## [Exercise aim]
Pick out the lines containing "internet".

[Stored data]

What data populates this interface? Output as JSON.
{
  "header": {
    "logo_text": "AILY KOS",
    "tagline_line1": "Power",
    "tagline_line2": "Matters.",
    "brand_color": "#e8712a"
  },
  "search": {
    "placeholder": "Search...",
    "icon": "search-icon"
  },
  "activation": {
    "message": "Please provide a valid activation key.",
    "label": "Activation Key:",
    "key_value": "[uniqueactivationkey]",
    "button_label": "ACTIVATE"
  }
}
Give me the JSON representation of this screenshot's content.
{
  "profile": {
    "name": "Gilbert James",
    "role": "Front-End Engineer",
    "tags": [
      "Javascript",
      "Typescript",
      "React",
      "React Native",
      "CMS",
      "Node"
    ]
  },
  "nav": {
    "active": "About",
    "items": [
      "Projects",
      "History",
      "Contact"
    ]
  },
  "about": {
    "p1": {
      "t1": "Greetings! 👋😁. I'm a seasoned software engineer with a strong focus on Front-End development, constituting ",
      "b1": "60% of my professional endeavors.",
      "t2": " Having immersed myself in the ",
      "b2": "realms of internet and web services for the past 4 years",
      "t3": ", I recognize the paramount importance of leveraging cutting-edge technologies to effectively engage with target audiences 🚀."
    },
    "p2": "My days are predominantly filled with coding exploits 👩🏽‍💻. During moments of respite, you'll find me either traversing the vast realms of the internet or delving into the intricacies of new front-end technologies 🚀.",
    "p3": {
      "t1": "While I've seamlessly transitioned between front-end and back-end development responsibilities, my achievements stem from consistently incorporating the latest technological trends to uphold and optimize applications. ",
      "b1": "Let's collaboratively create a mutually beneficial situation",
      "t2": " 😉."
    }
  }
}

==

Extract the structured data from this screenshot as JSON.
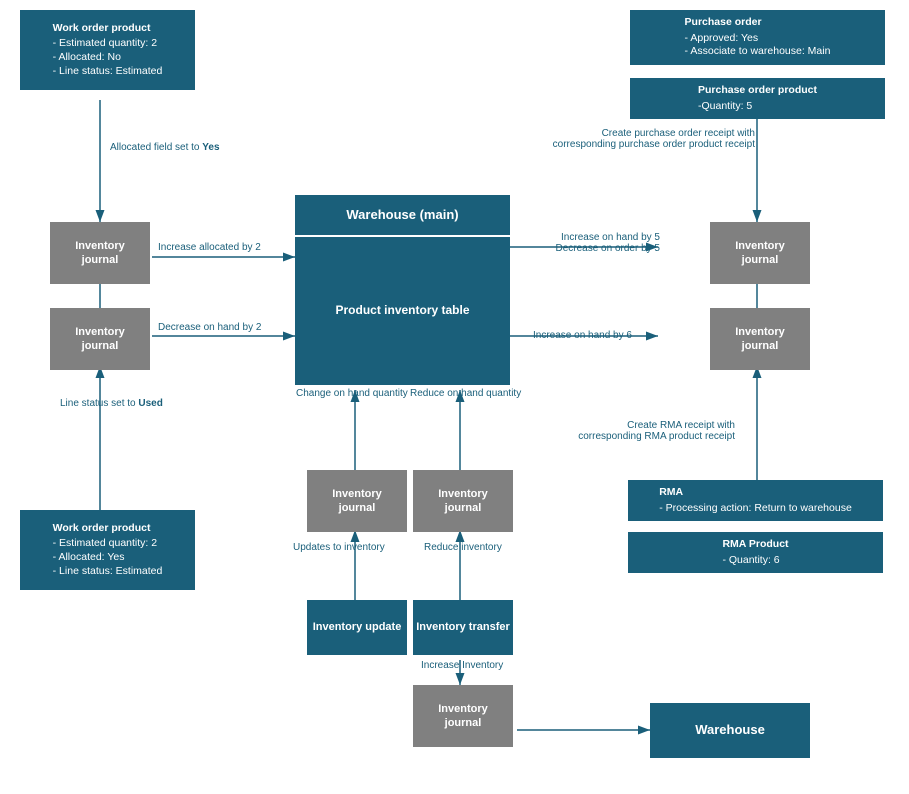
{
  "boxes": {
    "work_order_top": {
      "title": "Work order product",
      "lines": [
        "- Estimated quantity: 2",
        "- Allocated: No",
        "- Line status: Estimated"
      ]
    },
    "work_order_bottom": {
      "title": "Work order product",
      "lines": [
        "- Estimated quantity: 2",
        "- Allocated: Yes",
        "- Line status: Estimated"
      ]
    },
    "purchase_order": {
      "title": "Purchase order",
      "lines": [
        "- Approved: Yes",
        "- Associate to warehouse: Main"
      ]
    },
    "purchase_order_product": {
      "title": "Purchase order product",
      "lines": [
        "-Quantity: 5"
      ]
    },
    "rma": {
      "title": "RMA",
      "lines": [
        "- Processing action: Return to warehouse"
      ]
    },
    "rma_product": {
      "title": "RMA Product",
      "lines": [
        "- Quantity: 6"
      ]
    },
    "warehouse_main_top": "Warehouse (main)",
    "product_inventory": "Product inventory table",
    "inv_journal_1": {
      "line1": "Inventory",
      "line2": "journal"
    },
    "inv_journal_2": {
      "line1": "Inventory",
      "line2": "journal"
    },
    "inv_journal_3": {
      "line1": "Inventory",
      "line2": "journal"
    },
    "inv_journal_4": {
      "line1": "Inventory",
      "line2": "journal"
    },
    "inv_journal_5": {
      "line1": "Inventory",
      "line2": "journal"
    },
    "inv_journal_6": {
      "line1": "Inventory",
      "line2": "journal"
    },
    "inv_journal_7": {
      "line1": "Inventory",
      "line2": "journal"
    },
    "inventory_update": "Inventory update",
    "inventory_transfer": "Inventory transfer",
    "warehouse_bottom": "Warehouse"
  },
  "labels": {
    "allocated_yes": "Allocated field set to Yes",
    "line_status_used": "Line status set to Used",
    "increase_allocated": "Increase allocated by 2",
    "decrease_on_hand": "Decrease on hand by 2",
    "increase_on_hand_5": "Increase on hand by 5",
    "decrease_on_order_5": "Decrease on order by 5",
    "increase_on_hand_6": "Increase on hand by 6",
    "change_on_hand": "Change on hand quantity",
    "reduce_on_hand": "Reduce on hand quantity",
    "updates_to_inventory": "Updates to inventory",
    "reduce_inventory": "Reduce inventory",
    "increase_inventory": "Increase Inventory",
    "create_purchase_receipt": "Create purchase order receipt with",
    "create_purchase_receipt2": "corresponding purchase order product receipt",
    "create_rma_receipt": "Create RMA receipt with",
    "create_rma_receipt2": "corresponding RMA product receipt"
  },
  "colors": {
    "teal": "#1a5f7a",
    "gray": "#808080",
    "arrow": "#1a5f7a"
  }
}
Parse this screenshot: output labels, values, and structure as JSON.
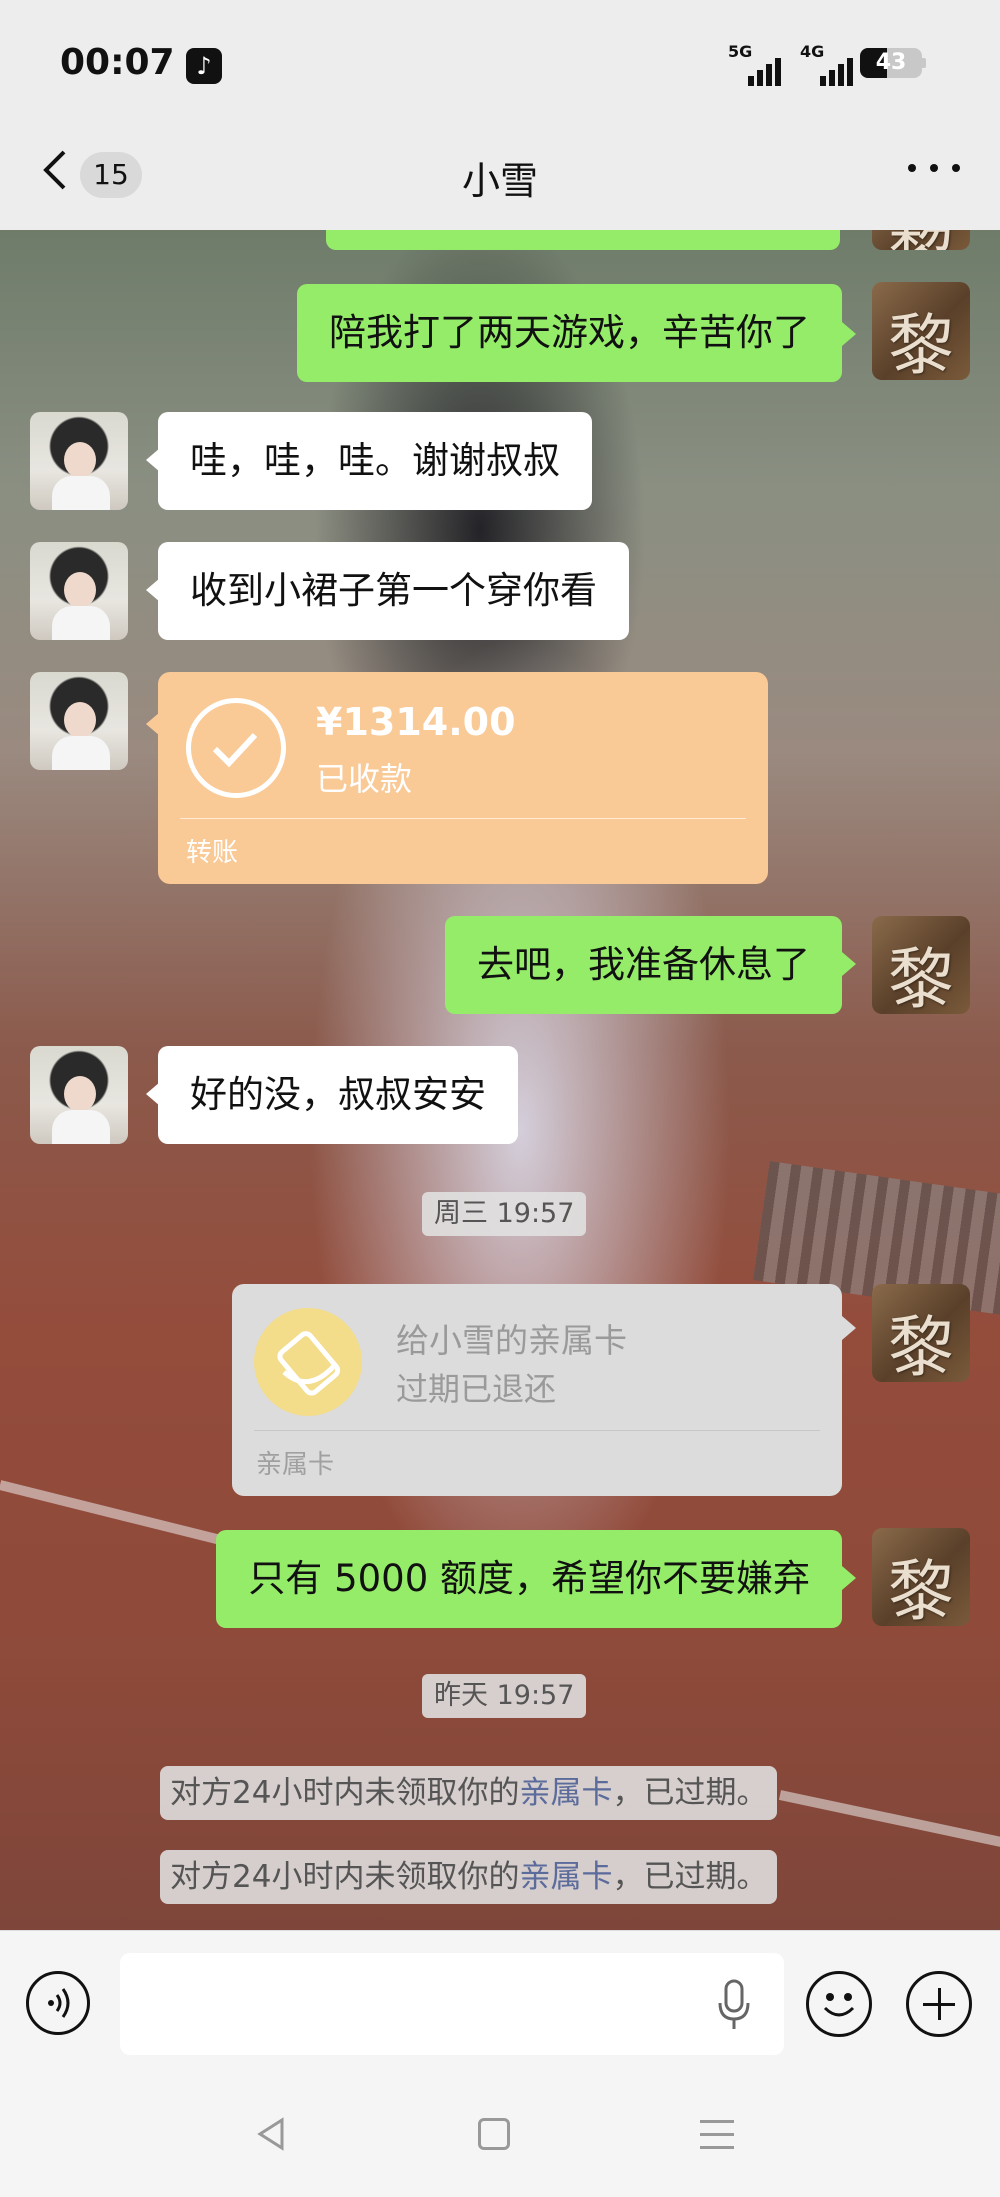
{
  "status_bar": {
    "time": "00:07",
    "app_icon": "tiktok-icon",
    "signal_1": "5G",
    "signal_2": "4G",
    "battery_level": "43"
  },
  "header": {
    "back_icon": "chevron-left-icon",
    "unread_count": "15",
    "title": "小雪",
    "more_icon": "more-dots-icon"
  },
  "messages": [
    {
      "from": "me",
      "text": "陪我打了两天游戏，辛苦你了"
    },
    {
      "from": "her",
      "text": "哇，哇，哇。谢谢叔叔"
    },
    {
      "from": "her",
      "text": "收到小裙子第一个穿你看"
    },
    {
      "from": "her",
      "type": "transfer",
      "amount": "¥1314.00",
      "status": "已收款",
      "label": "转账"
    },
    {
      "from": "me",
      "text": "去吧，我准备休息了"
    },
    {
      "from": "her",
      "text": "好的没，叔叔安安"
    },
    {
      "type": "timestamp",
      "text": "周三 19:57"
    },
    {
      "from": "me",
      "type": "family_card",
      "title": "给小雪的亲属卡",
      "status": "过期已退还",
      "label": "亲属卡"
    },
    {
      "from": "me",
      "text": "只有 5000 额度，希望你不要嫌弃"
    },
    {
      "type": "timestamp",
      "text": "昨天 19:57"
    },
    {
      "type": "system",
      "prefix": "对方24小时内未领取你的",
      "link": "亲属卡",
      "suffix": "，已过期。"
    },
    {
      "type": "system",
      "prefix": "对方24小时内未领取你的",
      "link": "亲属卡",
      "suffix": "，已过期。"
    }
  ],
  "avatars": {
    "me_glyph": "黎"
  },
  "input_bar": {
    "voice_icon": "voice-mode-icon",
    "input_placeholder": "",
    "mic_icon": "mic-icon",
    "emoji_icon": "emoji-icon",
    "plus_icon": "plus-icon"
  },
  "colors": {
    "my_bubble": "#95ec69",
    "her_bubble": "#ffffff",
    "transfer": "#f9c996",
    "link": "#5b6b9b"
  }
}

==

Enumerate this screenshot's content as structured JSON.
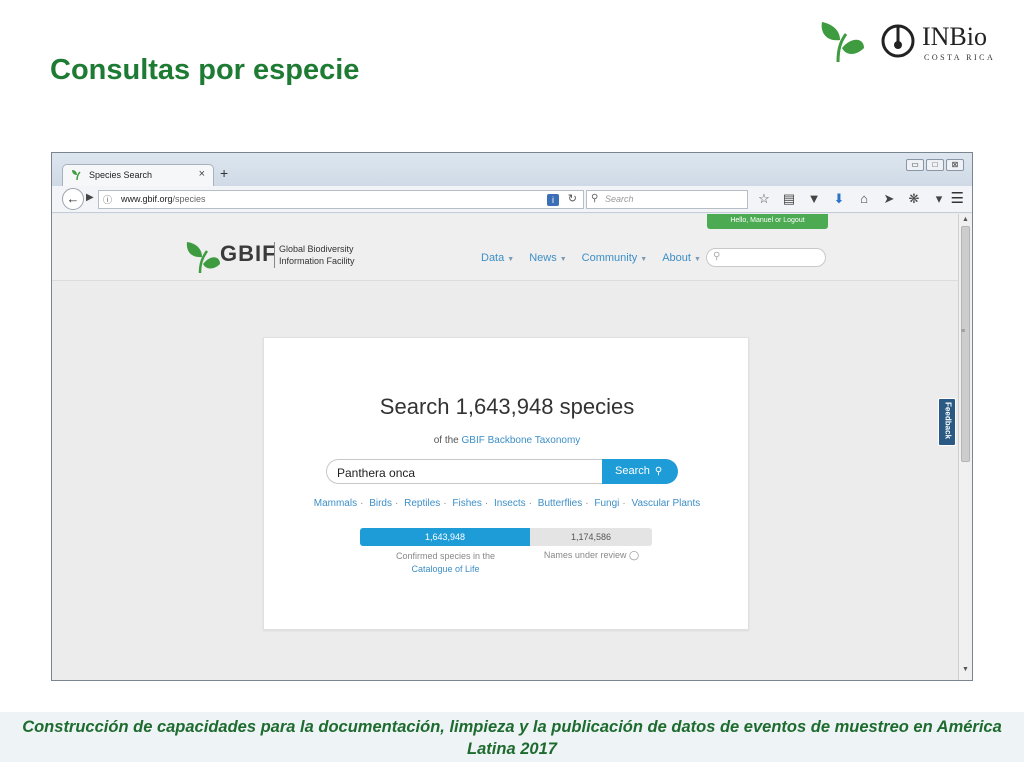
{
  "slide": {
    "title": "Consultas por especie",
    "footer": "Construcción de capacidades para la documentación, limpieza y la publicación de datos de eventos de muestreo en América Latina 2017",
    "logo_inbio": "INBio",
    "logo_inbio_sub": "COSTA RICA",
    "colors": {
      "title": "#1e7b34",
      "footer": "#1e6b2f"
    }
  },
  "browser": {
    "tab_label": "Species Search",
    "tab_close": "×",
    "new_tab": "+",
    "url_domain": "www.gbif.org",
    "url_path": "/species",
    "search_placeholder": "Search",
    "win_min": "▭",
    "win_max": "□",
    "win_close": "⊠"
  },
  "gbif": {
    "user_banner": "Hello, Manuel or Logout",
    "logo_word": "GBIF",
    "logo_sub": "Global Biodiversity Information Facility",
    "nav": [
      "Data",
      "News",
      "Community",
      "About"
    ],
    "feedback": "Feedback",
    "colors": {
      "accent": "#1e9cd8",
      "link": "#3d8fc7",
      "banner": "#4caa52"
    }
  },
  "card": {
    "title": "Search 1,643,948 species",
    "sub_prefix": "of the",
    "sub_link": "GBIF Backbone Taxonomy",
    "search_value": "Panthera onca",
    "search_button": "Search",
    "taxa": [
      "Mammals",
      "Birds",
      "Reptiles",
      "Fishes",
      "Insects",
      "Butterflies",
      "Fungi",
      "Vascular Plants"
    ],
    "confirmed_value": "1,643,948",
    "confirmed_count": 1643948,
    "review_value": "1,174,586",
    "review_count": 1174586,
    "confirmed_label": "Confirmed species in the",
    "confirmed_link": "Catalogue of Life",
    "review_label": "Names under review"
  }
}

## [Written answer]
      "b2": "realms of internet and web services for the past 4 years",
    "p2": "My days are predominantly filled with coding exploits 👩🏽‍💻. During moments of respite, you'll find me either traversing the vast realms of the internet or delving into the intricacies of new front-end technologies 🚀.",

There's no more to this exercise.